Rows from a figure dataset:
··········

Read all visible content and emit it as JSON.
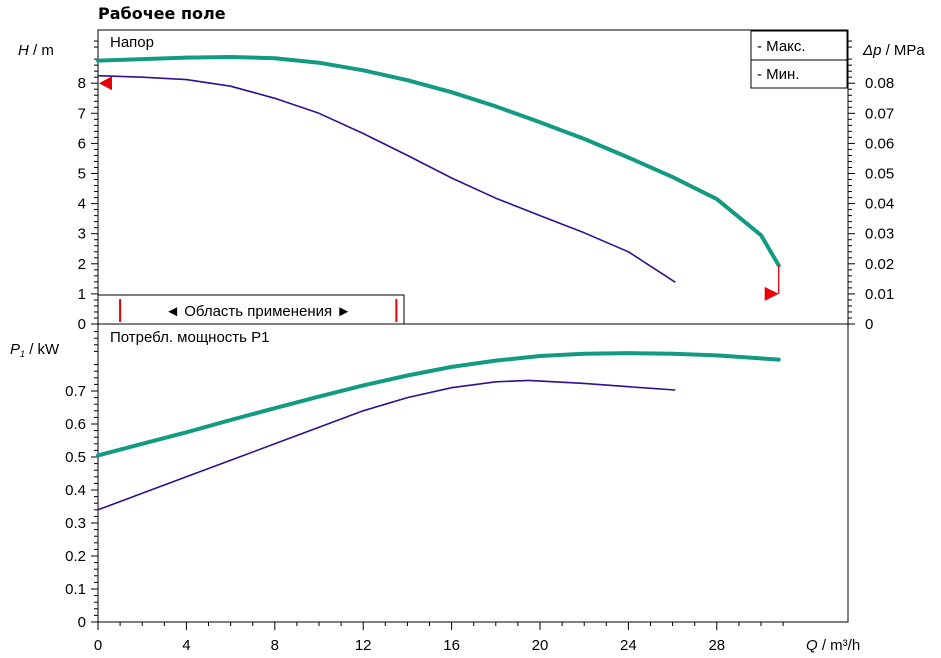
{
  "page_title": "Рабочее поле",
  "colors": {
    "max": "#129a82",
    "min": "#2e1090",
    "marker": "#e8000b",
    "axis": "#000000"
  },
  "legend": {
    "max_label": "- Макс.",
    "min_label": "- Мин."
  },
  "chart_data": [
    {
      "type": "line",
      "title": "Напор",
      "ylabel_symbol": "H",
      "ylabel_unit": " / m",
      "y2label_symbol": "Δp",
      "y2label_unit": " / MPa",
      "xlim": [
        0,
        32.5
      ],
      "ylim": [
        0,
        9.6
      ],
      "y2lim": [
        0,
        0.096
      ],
      "y_ticks": [
        "0",
        "1",
        "2",
        "3",
        "4",
        "5",
        "6",
        "7",
        "8"
      ],
      "y2_ticks": [
        "0",
        "0.01",
        "0.02",
        "0.03",
        "0.04",
        "0.05",
        "0.06",
        "0.07",
        "0.08"
      ],
      "series": [
        {
          "name": "Макс.",
          "x": [
            0,
            2,
            4,
            6,
            8,
            10,
            12,
            14,
            16,
            18,
            20,
            22,
            24,
            26,
            28,
            30,
            30.8
          ],
          "values": [
            8.75,
            8.8,
            8.85,
            8.87,
            8.83,
            8.68,
            8.43,
            8.1,
            7.7,
            7.23,
            6.7,
            6.15,
            5.53,
            4.88,
            4.15,
            2.95,
            1.95
          ]
        },
        {
          "name": "Мин.",
          "x": [
            0,
            2,
            4,
            6,
            8,
            10,
            12,
            14,
            16,
            18,
            20,
            22,
            24,
            26.1
          ],
          "values": [
            8.25,
            8.2,
            8.12,
            7.9,
            7.5,
            7.0,
            6.33,
            5.6,
            4.85,
            4.18,
            3.6,
            3.03,
            2.4,
            1.4
          ]
        }
      ],
      "range_label": "Область применения",
      "range_x": [
        1,
        13.5
      ],
      "marker_y": 8.0,
      "max_q": 30.8,
      "max_q_y": [
        1,
        1.95
      ]
    },
    {
      "type": "line",
      "title": "Потребл. мощность P1",
      "ylabel_symbol": "P",
      "ylabel_sub": "1",
      "ylabel_unit": " / kW",
      "xlabel_symbol": "Q",
      "xlabel_unit": " / m³/h",
      "xlim": [
        0,
        32.5
      ],
      "ylim": [
        0,
        0.92
      ],
      "y_ticks": [
        "0",
        "0.1",
        "0.2",
        "0.3",
        "0.4",
        "0.5",
        "0.6",
        "0.7"
      ],
      "x_ticks": [
        "0",
        "4",
        "8",
        "12",
        "16",
        "20",
        "24",
        "28"
      ],
      "series": [
        {
          "name": "Макс.",
          "x": [
            0,
            2,
            4,
            6,
            8,
            10,
            12,
            14,
            16,
            18,
            20,
            22,
            24,
            26,
            28,
            30.8
          ],
          "values": [
            0.505,
            0.54,
            0.575,
            0.612,
            0.648,
            0.683,
            0.717,
            0.747,
            0.773,
            0.792,
            0.806,
            0.813,
            0.815,
            0.813,
            0.808,
            0.795
          ]
        },
        {
          "name": "Мин.",
          "x": [
            0,
            2,
            4,
            6,
            8,
            10,
            12,
            14,
            16,
            18,
            19.5,
            22,
            24,
            26.1
          ],
          "values": [
            0.34,
            0.39,
            0.44,
            0.49,
            0.54,
            0.59,
            0.64,
            0.68,
            0.71,
            0.728,
            0.732,
            0.723,
            0.713,
            0.703
          ]
        }
      ]
    }
  ]
}
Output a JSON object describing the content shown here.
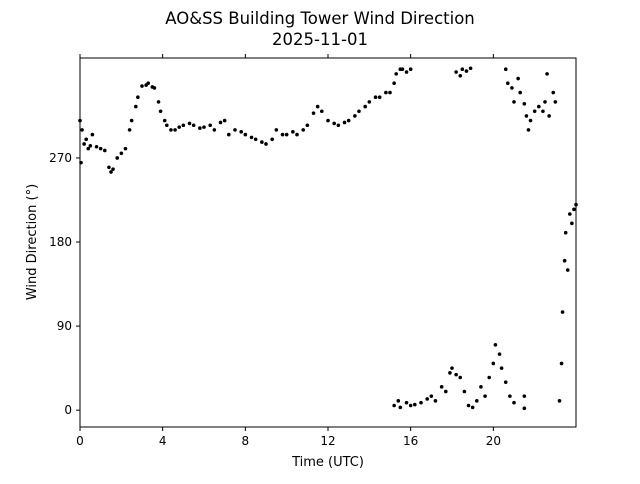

··········

▶ [Job]: Pick out and copy the lines of the entries that hold the string "content".

▶ [Output for this exercise]:
Read all visible content and emit it as JSON.
Output a JSON object describing the content shown here.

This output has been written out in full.